**Directives:**
**a.** Answer these questions from the text on architecting for apps and analytics:
(i) What mechanism can grant users document-level access?
(ii) At which levels does Azure SQL Database allow permissions to be applied?
(iii) Which type of database likely makes the most sense when the application takes priority over analytics?
**b.** Update the text on architecting for apps and analytics from "Data in the" to "via resource tokens.", putting "access tokens" in place of "resource tokens".

**Source text:**
# # # #

Architecting for apps & analytics

In architecting an application solution with privacy in mind, the consumption and utilization of data for both the application and analytics need to be carefully considered.

Without any custom code to mask individual key fields upon document retrieval from the NoSQL application database, users can view all the data in a given document when performing analytics. While the application API layer may only serve certain fields based on the request, this is not as efficient for analytics users who typically perform analysis and aggregations over the complete dataset.

Data in the application database should be encrypted at rest, with fine-grained access control applied. However authentication and authorization is handled by the application, users should be granted access at the document-level. This can be achieved via resource tokens.

For example, if your application processes claims data, then the claimant and the rep should only have access to the document(s) containing information related to their particular claims. This can be achieved by leveraging users’ unique user IDs within the documents along with application authentication and authorization.

Granting users access at the item (also referred to as “document”) level is the most granular way to control application database access in CosmosDB without requiring custom code.

Additionally, it is common to have a small (but mighty) group of super users and can access everything, but only in extenuating circumstances and not part of day-to-day business operations.

Analytics users should have their own roles and permissions. Based on the segregated data architecture proposed in this article, an analytics user’s permissions set should not include access to the application database, and instead focus solely on the analytics database. Azure SQL Database allows for permissions to be applied at the logical server level as well as at the database level.

Creating a separate database for analytics users is a good practice to lower the risk of improper PII data handling. While Azure SQL Database is the recommended database in this article, there are other options available, such as separate Azure CosmosDB containers.

The implication of having an application database and an analytics database is that there are now two databases in the system architecture, as opposed to just one.

This setup may seem daunting or overly complicated, but the two databases are serving separate layers of the overall system. Additionally, this setup is the simplest way to support a performant and flexible application while enabling an application environment with which to drive valuable insights.

If this system is not immediately feasible to implement, there is a decision to be made in terms of which type of database to proceed with for the solution. In the case that the application is the priority over analytics, a NoSQL database likely makes the most sense. However, if the application and analytics are of equal importance or if analytics is the priority, a SQL database can serve the application features while also enabling responsible analytics. This forces the system owners to proceed with the first option in “Enabling app analytics” above.

# # # #

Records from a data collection
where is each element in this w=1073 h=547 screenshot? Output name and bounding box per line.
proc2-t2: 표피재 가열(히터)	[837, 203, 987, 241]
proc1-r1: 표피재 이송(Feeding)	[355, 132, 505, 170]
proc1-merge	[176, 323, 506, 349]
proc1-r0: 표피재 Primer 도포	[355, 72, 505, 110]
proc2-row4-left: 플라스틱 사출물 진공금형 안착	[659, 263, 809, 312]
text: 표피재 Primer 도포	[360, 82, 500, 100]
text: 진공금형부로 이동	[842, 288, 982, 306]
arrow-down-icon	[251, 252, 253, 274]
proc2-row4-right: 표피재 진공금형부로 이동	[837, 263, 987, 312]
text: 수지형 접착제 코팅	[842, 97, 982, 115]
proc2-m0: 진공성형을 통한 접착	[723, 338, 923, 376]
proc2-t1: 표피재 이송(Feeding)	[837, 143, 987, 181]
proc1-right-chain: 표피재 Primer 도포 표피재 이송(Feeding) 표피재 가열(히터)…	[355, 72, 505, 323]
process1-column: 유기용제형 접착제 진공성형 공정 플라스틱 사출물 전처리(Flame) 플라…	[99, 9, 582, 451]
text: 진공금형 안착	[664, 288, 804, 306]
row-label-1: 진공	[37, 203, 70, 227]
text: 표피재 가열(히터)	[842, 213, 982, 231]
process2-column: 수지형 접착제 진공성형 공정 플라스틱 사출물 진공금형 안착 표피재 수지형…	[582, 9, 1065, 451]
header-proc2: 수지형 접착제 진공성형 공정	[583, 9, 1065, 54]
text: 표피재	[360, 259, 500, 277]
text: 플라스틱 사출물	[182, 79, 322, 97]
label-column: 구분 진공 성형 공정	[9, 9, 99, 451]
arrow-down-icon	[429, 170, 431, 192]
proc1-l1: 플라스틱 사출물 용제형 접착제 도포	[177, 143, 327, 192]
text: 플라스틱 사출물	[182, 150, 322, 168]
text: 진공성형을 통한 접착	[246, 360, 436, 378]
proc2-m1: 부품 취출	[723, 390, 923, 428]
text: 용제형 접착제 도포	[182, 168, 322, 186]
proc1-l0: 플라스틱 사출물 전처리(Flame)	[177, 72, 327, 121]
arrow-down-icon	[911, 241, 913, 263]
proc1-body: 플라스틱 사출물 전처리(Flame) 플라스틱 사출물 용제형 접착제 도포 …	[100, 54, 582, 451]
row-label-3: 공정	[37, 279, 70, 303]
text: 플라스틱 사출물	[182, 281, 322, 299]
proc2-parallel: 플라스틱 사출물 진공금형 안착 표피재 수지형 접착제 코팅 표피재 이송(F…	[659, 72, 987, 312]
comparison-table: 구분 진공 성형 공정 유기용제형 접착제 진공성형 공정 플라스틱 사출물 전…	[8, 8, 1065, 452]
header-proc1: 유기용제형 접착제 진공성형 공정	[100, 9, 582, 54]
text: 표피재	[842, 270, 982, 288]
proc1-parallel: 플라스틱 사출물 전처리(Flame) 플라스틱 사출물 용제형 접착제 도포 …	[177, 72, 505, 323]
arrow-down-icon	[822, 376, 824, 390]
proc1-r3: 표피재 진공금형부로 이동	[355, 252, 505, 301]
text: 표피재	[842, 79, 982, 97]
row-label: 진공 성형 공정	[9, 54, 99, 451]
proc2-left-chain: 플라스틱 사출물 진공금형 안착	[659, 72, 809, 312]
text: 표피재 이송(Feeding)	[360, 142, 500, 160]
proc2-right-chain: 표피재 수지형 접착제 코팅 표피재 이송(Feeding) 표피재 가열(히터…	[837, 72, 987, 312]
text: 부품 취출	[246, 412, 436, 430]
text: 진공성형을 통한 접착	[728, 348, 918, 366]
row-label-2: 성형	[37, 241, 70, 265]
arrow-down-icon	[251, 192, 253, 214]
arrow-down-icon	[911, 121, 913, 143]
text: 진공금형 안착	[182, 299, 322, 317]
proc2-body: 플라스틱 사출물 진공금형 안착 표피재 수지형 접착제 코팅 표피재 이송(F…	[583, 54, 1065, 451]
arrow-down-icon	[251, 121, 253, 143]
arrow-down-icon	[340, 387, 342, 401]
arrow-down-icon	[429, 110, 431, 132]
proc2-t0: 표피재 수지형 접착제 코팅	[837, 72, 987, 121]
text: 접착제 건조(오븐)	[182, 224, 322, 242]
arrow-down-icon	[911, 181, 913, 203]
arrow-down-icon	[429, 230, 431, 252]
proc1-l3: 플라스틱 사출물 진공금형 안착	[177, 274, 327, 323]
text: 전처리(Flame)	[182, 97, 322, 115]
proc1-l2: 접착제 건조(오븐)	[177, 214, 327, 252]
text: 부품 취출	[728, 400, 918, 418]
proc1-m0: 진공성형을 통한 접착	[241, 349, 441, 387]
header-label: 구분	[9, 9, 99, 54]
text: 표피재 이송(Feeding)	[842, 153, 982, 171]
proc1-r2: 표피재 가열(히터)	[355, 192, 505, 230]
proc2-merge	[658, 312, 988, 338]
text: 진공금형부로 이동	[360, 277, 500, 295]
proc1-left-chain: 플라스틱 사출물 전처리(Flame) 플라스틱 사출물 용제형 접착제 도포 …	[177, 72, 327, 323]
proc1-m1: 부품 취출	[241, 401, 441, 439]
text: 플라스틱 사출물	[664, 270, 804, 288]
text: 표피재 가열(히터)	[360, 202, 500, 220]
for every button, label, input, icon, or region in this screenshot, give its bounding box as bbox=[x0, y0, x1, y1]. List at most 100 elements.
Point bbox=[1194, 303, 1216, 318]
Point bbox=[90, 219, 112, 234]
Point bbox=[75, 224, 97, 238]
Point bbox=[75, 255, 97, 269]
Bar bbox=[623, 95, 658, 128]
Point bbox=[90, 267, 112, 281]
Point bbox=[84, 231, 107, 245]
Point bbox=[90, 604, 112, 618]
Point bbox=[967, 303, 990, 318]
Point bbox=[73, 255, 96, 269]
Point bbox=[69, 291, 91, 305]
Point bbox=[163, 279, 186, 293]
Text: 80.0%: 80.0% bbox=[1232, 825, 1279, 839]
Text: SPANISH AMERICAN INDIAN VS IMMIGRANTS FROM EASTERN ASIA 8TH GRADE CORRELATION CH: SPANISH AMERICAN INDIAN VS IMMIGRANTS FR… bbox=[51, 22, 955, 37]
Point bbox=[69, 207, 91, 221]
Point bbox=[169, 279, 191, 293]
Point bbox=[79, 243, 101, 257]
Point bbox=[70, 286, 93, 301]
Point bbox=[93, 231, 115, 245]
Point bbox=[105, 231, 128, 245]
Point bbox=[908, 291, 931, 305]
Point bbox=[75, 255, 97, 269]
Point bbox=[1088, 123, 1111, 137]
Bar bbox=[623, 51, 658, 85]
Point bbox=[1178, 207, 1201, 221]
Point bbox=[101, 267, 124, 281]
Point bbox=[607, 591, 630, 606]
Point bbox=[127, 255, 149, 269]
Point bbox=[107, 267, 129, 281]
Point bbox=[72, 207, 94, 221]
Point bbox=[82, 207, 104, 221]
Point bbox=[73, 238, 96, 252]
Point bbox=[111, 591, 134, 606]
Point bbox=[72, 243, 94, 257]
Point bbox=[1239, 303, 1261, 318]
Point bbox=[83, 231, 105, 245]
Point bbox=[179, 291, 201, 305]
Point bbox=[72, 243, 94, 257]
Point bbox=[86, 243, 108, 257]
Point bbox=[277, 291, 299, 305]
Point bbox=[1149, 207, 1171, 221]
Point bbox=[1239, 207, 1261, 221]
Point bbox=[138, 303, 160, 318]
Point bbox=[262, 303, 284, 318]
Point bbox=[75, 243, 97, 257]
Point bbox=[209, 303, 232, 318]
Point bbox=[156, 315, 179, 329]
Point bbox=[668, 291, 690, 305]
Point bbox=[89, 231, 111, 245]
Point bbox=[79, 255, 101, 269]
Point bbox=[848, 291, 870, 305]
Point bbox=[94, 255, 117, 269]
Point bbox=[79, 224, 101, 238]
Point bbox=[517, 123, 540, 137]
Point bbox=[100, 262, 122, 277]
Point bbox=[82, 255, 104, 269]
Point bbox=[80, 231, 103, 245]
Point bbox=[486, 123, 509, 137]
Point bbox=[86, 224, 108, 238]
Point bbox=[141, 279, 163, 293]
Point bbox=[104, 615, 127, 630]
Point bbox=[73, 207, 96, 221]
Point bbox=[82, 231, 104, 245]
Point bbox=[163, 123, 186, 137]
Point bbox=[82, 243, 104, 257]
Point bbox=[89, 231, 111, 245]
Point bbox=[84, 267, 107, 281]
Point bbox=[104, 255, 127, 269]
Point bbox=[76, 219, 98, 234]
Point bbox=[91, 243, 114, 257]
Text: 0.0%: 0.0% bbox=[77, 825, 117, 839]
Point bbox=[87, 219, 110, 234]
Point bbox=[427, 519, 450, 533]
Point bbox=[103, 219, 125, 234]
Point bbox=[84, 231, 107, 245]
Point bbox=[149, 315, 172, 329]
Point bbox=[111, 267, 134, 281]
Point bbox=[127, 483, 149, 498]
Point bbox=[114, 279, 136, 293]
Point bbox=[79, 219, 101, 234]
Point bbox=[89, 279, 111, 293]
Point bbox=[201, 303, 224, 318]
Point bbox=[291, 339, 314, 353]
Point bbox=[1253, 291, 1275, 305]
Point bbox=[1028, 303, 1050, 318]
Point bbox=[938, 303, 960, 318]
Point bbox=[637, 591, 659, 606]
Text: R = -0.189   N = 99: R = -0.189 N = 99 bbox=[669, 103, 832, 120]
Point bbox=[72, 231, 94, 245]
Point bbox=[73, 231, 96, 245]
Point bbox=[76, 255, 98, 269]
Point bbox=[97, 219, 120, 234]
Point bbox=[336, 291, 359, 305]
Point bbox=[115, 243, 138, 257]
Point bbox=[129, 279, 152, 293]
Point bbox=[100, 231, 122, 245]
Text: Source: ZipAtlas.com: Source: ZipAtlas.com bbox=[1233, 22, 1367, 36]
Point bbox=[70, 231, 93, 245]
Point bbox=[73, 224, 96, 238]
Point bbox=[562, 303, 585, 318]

# # # #

**Correct answers:**
**a.**
(i) Resource tokens.
(ii) The logical server level and the database level.
(iii) A NoSQL database.

**b.**
Data in the application database should be encrypted at rest, with fine-grained access control applied. However authentication and authorization is handled by the application, users should be granted access at the document-level. This can be achieved via access tokens.